▶ **What the task asks**:
Copy out each line exactly as it appears.

Records that describe figures:
────────────────

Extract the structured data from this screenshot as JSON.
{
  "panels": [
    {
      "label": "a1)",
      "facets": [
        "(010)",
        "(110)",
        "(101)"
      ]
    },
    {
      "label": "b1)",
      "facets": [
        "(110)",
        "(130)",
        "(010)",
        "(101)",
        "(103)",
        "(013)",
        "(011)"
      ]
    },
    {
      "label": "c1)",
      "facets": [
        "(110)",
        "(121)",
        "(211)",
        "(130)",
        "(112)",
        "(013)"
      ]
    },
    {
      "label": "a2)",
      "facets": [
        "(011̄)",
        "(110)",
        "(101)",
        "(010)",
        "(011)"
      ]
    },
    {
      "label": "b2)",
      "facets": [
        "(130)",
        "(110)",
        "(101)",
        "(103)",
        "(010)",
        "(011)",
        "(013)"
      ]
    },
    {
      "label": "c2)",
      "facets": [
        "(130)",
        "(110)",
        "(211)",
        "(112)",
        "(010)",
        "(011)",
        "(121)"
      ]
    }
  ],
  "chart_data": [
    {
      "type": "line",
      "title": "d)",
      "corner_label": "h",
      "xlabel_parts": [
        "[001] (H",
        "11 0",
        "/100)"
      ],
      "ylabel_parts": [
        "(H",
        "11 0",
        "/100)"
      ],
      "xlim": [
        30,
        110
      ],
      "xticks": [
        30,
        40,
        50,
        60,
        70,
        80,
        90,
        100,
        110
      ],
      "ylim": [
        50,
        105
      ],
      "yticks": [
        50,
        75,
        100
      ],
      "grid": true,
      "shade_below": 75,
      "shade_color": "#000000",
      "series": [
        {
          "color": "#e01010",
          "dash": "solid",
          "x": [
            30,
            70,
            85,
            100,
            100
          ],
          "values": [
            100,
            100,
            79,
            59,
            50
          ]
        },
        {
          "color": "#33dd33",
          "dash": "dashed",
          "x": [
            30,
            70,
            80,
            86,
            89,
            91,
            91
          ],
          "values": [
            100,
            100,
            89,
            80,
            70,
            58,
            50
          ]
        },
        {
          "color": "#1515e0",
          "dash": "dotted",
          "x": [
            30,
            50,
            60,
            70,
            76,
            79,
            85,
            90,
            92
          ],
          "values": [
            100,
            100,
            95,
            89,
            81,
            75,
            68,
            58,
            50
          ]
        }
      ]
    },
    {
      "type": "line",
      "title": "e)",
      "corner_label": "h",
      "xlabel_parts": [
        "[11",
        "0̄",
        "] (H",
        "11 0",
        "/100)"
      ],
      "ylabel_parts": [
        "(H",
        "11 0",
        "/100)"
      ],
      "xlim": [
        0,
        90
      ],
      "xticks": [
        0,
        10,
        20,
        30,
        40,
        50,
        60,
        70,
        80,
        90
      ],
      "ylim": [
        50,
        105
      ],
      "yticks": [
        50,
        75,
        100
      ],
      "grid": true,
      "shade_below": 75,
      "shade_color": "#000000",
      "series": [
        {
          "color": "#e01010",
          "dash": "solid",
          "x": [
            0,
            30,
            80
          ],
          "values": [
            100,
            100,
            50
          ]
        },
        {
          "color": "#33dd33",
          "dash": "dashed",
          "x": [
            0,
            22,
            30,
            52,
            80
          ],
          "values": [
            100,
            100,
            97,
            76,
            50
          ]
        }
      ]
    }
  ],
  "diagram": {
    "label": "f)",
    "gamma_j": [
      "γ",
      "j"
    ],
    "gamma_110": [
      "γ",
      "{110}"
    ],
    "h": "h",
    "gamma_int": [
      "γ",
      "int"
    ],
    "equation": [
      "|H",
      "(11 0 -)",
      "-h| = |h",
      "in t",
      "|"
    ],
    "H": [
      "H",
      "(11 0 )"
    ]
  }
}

────────────────

▶ **Complete answer**:
Extract the structured data from this screenshot as JSON.
{
  "panels": [
    {
      "label": "a1)",
      "facets": [
        "(010)",
        "(110)",
        "(101)"
      ]
    },
    {
      "label": "b1)",
      "facets": [
        "(110)",
        "(130)",
        "(010)",
        "(101)",
        "(103)",
        "(013)",
        "(011)"
      ]
    },
    {
      "label": "c1)",
      "facets": [
        "(110)",
        "(121)",
        "(211)",
        "(130)",
        "(112)",
        "(013)"
      ]
    },
    {
      "label": "a2)",
      "facets": [
        "(011̄)",
        "(110)",
        "(101)",
        "(010)",
        "(011)"
      ]
    },
    {
      "label": "b2)",
      "facets": [
        "(130)",
        "(110)",
        "(101)",
        "(103)",
        "(010)",
        "(011)",
        "(013)"
      ]
    },
    {
      "label": "c2)",
      "facets": [
        "(130)",
        "(110)",
        "(211)",
        "(112)",
        "(010)",
        "(011)",
        "(121)"
      ]
    }
  ],
  "chart_data": [
    {
      "type": "line",
      "title": "d)",
      "corner_label": "h",
      "xlabel_parts": [
        "[001] (H",
        "11 0",
        "/100)"
      ],
      "ylabel_parts": [
        "(H",
        "11 0",
        "/100)"
      ],
      "xlim": [
        30,
        110
      ],
      "xticks": [
        30,
        40,
        50,
        60,
        70,
        80,
        90,
        100,
        110
      ],
      "ylim": [
        50,
        105
      ],
      "yticks": [
        50,
        75,
        100
      ],
      "grid": true,
      "shade_below": 75,
      "shade_color": "#000000",
      "series": [
        {
          "color": "#e01010",
          "dash": "solid",
          "x": [
            30,
            70,
            85,
            100,
            100
          ],
          "values": [
            100,
            100,
            79,
            59,
            50
          ]
        },
        {
          "color": "#33dd33",
          "dash": "dashed",
          "x": [
            30,
            70,
            80,
            86,
            89,
            91,
            91
          ],
          "values": [
            100,
            100,
            89,
            80,
            70,
            58,
            50
          ]
        },
        {
          "color": "#1515e0",
          "dash": "dotted",
          "x": [
            30,
            50,
            60,
            70,
            76,
            79,
            85,
            90,
            92
          ],
          "values": [
            100,
            100,
            95,
            89,
            81,
            75,
            68,
            58,
            50
          ]
        }
      ]
    },
    {
      "type": "line",
      "title": "e)",
      "corner_label": "h",
      "xlabel_parts": [
        "[11",
        "0̄",
        "] (H",
        "11 0",
        "/100)"
      ],
      "ylabel_parts": [
        "(H",
        "11 0",
        "/100)"
      ],
      "xlim": [
        0,
        90
      ],
      "xticks": [
        0,
        10,
        20,
        30,
        40,
        50,
        60,
        70,
        80,
        90
      ],
      "ylim": [
        50,
        105
      ],
      "yticks": [
        50,
        75,
        100
      ],
      "grid": true,
      "shade_below": 75,
      "shade_color": "#000000",
      "series": [
        {
          "color": "#e01010",
          "dash": "solid",
          "x": [
            0,
            30,
            80
          ],
          "values": [
            100,
            100,
            50
          ]
        },
        {
          "color": "#33dd33",
          "dash": "dashed",
          "x": [
            0,
            22,
            30,
            52,
            80
          ],
          "values": [
            100,
            100,
            97,
            76,
            50
          ]
        }
      ]
    }
  ],
  "diagram": {
    "label": "f)",
    "gamma_j": [
      "γ",
      "j"
    ],
    "gamma_110": [
      "γ",
      "{110}"
    ],
    "h": "h",
    "gamma_int": [
      "γ",
      "int"
    ],
    "equation": [
      "|H",
      "(11 0 -)",
      "-h| = |h",
      "in t",
      "|"
    ],
    "H": [
      "H",
      "(11 0 )"
    ]
  }
}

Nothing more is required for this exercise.